What you should do: Extract, word for word, the lines of the data below that run from the line with "List UI elements" to the line with "tree-tip[interactable] xyxy=(1406,105,1420,119)", including both of those lines.

Dataset content:
===
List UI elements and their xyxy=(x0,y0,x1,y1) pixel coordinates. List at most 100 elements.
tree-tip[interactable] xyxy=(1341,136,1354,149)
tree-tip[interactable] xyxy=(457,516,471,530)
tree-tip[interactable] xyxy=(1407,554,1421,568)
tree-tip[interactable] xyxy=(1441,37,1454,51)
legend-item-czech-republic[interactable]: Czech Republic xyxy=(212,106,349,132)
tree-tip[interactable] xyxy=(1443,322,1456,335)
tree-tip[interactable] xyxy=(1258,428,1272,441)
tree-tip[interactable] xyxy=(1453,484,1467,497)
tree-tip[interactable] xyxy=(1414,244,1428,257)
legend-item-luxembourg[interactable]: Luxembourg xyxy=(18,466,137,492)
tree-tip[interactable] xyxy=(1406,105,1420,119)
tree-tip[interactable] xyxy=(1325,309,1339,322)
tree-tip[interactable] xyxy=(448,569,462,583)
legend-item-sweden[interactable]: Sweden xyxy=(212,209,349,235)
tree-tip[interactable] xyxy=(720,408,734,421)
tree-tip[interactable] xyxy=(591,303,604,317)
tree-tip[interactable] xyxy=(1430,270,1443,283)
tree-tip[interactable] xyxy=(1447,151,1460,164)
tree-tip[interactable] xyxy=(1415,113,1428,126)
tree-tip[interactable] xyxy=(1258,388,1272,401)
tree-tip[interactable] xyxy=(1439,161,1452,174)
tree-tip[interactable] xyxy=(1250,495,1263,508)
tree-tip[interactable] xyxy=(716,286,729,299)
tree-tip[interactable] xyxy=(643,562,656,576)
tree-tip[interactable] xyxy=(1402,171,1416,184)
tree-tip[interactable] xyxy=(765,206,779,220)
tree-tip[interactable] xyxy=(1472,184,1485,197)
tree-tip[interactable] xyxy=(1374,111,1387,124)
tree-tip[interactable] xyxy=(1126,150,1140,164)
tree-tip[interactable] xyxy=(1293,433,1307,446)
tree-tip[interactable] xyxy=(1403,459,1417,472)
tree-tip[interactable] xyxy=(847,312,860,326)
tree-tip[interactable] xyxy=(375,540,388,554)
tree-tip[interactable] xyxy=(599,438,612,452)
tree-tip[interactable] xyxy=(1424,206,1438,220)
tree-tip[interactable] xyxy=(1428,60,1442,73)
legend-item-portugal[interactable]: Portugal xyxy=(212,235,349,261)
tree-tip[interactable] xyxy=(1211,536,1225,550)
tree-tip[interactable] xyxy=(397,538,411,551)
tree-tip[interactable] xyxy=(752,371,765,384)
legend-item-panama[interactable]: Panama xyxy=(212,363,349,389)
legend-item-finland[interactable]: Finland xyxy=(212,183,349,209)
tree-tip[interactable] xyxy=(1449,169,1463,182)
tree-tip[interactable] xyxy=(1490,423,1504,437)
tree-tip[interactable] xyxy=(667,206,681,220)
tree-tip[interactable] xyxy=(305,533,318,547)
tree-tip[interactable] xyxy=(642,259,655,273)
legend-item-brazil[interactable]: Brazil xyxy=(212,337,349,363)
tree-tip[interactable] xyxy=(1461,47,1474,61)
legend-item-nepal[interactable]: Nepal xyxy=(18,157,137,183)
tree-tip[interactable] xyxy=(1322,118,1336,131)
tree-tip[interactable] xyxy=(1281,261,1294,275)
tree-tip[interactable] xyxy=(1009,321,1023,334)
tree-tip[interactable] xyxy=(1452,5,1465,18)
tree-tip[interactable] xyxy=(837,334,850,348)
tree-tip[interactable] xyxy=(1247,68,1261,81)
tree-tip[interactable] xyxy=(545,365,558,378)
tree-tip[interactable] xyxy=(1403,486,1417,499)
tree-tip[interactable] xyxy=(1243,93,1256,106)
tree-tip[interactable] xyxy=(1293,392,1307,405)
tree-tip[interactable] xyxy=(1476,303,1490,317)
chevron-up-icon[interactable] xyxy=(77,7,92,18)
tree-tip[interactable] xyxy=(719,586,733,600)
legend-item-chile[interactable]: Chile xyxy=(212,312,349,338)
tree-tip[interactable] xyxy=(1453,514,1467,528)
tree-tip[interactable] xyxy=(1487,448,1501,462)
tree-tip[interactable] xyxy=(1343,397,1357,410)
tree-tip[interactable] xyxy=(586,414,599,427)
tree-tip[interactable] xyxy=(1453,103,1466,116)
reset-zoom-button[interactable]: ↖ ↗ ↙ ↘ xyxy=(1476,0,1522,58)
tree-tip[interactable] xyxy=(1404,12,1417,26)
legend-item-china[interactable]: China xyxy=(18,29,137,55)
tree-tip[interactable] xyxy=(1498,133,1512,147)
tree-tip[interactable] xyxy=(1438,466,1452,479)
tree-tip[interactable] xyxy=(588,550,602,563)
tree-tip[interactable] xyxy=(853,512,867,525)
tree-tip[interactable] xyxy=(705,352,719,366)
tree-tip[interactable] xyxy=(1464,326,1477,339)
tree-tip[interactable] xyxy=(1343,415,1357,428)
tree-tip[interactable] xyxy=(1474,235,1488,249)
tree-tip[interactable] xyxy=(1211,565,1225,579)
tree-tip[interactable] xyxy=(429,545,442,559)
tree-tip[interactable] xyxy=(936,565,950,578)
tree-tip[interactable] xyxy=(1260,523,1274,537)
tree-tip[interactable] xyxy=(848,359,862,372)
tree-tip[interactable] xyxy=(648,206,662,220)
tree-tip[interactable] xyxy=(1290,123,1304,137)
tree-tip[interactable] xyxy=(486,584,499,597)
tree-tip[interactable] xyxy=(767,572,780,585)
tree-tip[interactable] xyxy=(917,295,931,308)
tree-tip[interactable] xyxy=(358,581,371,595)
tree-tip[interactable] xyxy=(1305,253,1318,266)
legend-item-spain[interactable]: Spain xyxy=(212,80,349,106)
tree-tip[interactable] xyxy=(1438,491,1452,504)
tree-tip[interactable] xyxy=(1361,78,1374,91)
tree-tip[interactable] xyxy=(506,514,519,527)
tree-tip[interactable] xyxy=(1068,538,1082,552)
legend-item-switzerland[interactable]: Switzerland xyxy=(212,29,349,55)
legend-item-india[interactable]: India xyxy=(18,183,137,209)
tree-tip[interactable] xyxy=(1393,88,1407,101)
===
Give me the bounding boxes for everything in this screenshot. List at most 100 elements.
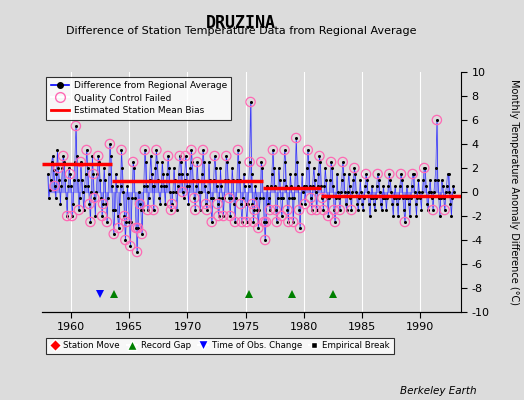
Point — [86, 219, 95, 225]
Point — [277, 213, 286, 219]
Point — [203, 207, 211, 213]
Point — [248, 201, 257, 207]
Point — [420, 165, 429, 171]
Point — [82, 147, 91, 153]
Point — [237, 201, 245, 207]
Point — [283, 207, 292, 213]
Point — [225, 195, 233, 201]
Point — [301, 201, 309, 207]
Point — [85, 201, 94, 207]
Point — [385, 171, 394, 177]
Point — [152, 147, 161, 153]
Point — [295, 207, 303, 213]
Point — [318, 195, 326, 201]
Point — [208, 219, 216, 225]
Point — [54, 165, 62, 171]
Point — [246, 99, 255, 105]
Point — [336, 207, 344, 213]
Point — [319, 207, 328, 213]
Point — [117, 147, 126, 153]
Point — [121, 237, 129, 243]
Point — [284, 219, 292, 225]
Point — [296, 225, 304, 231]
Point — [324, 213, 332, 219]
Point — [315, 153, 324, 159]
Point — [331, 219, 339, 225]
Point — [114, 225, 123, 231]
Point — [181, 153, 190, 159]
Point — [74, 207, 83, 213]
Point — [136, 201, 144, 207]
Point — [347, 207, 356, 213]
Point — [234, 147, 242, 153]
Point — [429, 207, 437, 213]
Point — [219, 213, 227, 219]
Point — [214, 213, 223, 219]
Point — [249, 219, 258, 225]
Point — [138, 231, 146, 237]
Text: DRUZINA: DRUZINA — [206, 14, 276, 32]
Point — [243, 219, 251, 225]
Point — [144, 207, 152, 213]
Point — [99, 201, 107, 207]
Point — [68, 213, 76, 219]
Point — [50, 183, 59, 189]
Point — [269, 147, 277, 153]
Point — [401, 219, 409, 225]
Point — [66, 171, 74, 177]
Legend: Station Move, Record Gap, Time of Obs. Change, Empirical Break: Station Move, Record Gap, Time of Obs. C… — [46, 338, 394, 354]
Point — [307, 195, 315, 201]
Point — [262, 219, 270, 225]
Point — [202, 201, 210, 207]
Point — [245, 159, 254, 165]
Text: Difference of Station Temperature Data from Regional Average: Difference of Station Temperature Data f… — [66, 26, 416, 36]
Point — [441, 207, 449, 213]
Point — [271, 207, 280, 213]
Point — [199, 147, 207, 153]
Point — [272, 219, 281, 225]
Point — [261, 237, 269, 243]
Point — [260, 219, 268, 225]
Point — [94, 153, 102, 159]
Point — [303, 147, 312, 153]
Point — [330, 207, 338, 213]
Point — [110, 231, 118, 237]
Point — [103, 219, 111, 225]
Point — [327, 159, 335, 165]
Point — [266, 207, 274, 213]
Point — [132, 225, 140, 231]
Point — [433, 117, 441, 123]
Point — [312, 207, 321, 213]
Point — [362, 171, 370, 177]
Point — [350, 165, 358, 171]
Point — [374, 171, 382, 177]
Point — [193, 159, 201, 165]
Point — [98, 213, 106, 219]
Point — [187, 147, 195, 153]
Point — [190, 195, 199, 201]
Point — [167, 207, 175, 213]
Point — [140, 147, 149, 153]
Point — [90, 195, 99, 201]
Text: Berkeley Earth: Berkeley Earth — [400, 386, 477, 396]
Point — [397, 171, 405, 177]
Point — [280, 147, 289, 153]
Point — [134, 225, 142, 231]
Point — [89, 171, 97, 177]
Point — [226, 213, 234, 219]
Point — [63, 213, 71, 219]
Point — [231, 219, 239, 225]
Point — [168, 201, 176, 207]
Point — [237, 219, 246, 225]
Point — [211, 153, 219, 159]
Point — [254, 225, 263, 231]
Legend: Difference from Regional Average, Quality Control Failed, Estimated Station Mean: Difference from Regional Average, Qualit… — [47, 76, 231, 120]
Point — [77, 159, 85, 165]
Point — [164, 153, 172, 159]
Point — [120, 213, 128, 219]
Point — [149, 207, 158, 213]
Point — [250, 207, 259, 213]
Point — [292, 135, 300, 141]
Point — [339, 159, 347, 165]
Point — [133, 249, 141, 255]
===
Task response:
List UI elements and their xyxy=(x0,y0,x1,y1) pixel coordinates. List at most 100 elements.
tree-tip[interactable] xyxy=(1341,136,1354,149)
tree-tip[interactable] xyxy=(457,516,471,530)
tree-tip[interactable] xyxy=(1407,554,1421,568)
tree-tip[interactable] xyxy=(1441,37,1454,51)
legend-item-czech-republic[interactable]: Czech Republic xyxy=(212,106,349,132)
tree-tip[interactable] xyxy=(1443,322,1456,335)
tree-tip[interactable] xyxy=(1258,428,1272,441)
tree-tip[interactable] xyxy=(1453,484,1467,497)
tree-tip[interactable] xyxy=(1414,244,1428,257)
legend-item-luxembourg[interactable]: Luxembourg xyxy=(18,466,137,492)
tree-tip[interactable] xyxy=(1406,105,1420,119)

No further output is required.